* Job *
Scan the data. Collect each line that contains the word "Downloads".
══════
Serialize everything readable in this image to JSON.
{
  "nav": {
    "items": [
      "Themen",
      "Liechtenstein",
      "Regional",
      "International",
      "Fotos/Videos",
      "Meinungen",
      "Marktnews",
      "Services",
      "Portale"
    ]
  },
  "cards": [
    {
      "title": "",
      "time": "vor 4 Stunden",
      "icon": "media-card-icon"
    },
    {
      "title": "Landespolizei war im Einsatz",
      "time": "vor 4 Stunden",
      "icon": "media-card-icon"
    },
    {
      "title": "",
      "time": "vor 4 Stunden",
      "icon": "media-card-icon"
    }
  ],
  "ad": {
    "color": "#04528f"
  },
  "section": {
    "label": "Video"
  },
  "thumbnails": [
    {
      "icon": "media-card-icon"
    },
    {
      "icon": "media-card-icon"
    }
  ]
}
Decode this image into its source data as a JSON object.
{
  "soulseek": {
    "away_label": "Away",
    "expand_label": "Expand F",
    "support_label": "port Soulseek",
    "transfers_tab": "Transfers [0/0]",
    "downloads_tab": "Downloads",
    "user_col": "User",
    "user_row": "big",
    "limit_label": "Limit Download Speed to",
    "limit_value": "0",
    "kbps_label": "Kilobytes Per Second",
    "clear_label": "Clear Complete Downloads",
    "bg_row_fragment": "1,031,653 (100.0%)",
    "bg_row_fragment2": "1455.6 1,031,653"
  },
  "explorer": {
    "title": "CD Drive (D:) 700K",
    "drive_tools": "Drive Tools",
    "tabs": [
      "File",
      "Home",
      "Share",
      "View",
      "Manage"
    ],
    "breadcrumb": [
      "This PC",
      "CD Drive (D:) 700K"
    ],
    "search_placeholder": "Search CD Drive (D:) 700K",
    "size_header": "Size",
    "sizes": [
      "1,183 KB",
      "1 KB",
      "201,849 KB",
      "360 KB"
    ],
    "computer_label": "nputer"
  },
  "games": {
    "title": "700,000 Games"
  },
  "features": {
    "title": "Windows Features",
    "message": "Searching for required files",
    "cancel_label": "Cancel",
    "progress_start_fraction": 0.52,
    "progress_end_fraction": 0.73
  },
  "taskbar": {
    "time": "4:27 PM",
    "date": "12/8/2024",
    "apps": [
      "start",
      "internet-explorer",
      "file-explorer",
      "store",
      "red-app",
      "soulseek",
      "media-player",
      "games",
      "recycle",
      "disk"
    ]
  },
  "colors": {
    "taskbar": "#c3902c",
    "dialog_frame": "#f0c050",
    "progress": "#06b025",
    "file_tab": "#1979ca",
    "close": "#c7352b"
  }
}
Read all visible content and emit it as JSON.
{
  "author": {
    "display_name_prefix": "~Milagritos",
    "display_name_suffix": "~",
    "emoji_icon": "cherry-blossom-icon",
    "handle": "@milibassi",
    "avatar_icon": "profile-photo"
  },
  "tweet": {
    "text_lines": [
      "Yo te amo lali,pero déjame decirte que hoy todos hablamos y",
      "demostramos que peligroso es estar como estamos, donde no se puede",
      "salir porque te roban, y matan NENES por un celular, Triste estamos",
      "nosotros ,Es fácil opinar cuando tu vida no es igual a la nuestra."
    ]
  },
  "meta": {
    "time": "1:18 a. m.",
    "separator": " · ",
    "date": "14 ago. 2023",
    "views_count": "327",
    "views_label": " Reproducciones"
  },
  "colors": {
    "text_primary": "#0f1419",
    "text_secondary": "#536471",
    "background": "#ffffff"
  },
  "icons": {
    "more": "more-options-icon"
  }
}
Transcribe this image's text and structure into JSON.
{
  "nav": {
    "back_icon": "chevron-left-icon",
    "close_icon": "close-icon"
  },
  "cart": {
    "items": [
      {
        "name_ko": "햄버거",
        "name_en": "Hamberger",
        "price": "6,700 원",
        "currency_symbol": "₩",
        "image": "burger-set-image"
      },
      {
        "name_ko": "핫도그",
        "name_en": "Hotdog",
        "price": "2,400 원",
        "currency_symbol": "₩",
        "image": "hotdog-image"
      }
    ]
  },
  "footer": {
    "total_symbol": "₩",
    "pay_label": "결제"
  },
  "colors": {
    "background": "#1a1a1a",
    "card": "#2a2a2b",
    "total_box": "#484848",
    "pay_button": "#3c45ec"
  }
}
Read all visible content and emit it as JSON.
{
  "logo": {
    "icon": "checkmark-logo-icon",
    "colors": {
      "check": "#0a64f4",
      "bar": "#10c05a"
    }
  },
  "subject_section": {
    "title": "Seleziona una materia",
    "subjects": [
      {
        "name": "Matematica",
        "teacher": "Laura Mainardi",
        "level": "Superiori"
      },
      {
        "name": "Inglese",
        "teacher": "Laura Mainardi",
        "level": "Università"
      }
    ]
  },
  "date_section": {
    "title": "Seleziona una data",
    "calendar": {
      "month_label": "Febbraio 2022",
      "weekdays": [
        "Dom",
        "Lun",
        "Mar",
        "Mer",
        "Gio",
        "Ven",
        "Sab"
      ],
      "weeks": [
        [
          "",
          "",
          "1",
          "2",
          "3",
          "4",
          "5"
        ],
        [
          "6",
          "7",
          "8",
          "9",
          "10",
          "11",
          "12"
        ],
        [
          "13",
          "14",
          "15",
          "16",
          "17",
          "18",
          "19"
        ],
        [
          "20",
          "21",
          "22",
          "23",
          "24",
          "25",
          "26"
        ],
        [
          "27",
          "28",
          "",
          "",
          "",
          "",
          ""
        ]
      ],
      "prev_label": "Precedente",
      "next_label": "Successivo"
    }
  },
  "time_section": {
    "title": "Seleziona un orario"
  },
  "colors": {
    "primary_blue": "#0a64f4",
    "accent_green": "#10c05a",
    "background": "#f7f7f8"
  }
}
══════
* Output for this task *
    "downloads_tab": "Downloads",
    "clear_label": "Clear Complete Downloads",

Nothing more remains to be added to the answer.